* start STORED RECORDS *

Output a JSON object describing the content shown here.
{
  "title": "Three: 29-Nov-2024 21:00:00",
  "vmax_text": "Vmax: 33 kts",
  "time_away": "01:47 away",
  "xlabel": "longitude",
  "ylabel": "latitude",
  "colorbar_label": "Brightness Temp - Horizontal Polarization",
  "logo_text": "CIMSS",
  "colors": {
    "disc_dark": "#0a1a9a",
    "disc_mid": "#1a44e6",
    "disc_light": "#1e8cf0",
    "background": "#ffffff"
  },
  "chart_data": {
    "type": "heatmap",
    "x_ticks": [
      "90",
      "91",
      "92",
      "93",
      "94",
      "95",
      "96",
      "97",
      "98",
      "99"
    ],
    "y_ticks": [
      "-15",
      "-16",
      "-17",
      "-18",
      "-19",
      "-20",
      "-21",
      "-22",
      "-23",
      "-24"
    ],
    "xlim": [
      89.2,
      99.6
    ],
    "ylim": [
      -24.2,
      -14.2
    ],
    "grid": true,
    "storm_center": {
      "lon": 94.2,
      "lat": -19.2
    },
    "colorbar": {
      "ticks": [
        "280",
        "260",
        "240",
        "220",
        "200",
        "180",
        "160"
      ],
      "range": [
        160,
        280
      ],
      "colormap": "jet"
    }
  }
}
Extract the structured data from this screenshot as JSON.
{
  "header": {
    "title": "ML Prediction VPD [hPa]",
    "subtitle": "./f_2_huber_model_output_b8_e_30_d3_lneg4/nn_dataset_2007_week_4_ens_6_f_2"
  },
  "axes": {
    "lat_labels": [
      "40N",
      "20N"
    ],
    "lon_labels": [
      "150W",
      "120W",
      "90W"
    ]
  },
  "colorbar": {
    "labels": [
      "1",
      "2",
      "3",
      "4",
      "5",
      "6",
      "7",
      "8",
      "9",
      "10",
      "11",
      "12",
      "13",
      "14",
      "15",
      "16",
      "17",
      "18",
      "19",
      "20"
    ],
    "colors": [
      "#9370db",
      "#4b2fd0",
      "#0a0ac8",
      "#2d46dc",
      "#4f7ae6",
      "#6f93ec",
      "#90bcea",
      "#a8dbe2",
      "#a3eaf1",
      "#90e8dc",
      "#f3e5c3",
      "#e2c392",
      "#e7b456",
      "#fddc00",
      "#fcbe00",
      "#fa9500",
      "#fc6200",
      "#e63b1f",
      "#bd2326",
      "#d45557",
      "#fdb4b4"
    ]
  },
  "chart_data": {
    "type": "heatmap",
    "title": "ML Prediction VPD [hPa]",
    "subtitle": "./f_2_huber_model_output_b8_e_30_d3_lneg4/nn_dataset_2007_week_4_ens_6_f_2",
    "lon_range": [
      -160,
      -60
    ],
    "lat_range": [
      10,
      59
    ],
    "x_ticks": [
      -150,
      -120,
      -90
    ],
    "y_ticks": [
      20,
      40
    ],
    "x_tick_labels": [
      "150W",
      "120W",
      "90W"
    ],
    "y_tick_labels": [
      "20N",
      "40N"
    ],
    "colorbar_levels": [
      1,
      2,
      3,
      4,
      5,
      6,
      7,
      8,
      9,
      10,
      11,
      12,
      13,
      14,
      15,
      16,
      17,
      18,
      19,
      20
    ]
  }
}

* end STORED RECORDS *

Extract the complete data, matching each line exactly.

Output a JSON object describing the content shown here.
{
  "title": "Three: 29-Nov-2024 21:00:00",
  "vmax_text": "Vmax: 33 kts",
  "time_away": "01:47 away",
  "xlabel": "longitude",
  "ylabel": "latitude",
  "colorbar_label": "Brightness Temp - Horizontal Polarization",
  "logo_text": "CIMSS",
  "colors": {
    "disc_dark": "#0a1a9a",
    "disc_mid": "#1a44e6",
    "disc_light": "#1e8cf0",
    "background": "#ffffff"
  },
  "chart_data": {
    "type": "heatmap",
    "x_ticks": [
      "90",
      "91",
      "92",
      "93",
      "94",
      "95",
      "96",
      "97",
      "98",
      "99"
    ],
    "y_ticks": [
      "-15",
      "-16",
      "-17",
      "-18",
      "-19",
      "-20",
      "-21",
      "-22",
      "-23",
      "-24"
    ],
    "xlim": [
      89.2,
      99.6
    ],
    "ylim": [
      -24.2,
      -14.2
    ],
    "grid": true,
    "storm_center": {
      "lon": 94.2,
      "lat": -19.2
    },
    "colorbar": {
      "ticks": [
        "280",
        "260",
        "240",
        "220",
        "200",
        "180",
        "160"
      ],
      "range": [
        160,
        280
      ],
      "colormap": "jet"
    }
  }
}
Extract the structured data from this screenshot as JSON.
{
  "header": {
    "title": "ML Prediction VPD [hPa]",
    "subtitle": "./f_2_huber_model_output_b8_e_30_d3_lneg4/nn_dataset_2007_week_4_ens_6_f_2"
  },
  "axes": {
    "lat_labels": [
      "40N",
      "20N"
    ],
    "lon_labels": [
      "150W",
      "120W",
      "90W"
    ]
  },
  "colorbar": {
    "labels": [
      "1",
      "2",
      "3",
      "4",
      "5",
      "6",
      "7",
      "8",
      "9",
      "10",
      "11",
      "12",
      "13",
      "14",
      "15",
      "16",
      "17",
      "18",
      "19",
      "20"
    ],
    "colors": [
      "#9370db",
      "#4b2fd0",
      "#0a0ac8",
      "#2d46dc",
      "#4f7ae6",
      "#6f93ec",
      "#90bcea",
      "#a8dbe2",
      "#a3eaf1",
      "#90e8dc",
      "#f3e5c3",
      "#e2c392",
      "#e7b456",
      "#fddc00",
      "#fcbe00",
      "#fa9500",
      "#fc6200",
      "#e63b1f",
      "#bd2326",
      "#d45557",
      "#fdb4b4"
    ]
  },
  "chart_data": {
    "type": "heatmap",
    "title": "ML Prediction VPD [hPa]",
    "subtitle": "./f_2_huber_model_output_b8_e_30_d3_lneg4/nn_dataset_2007_week_4_ens_6_f_2",
    "lon_range": [
      -160,
      -60
    ],
    "lat_range": [
      10,
      59
    ],
    "x_ticks": [
      -150,
      -120,
      -90
    ],
    "y_ticks": [
      20,
      40
    ],
    "x_tick_labels": [
      "150W",
      "120W",
      "90W"
    ],
    "y_tick_labels": [
      "20N",
      "40N"
    ],
    "colorbar_levels": [
      1,
      2,
      3,
      4,
      5,
      6,
      7,
      8,
      9,
      10,
      11,
      12,
      13,
      14,
      15,
      16,
      17,
      18,
      19,
      20
    ]
  }
}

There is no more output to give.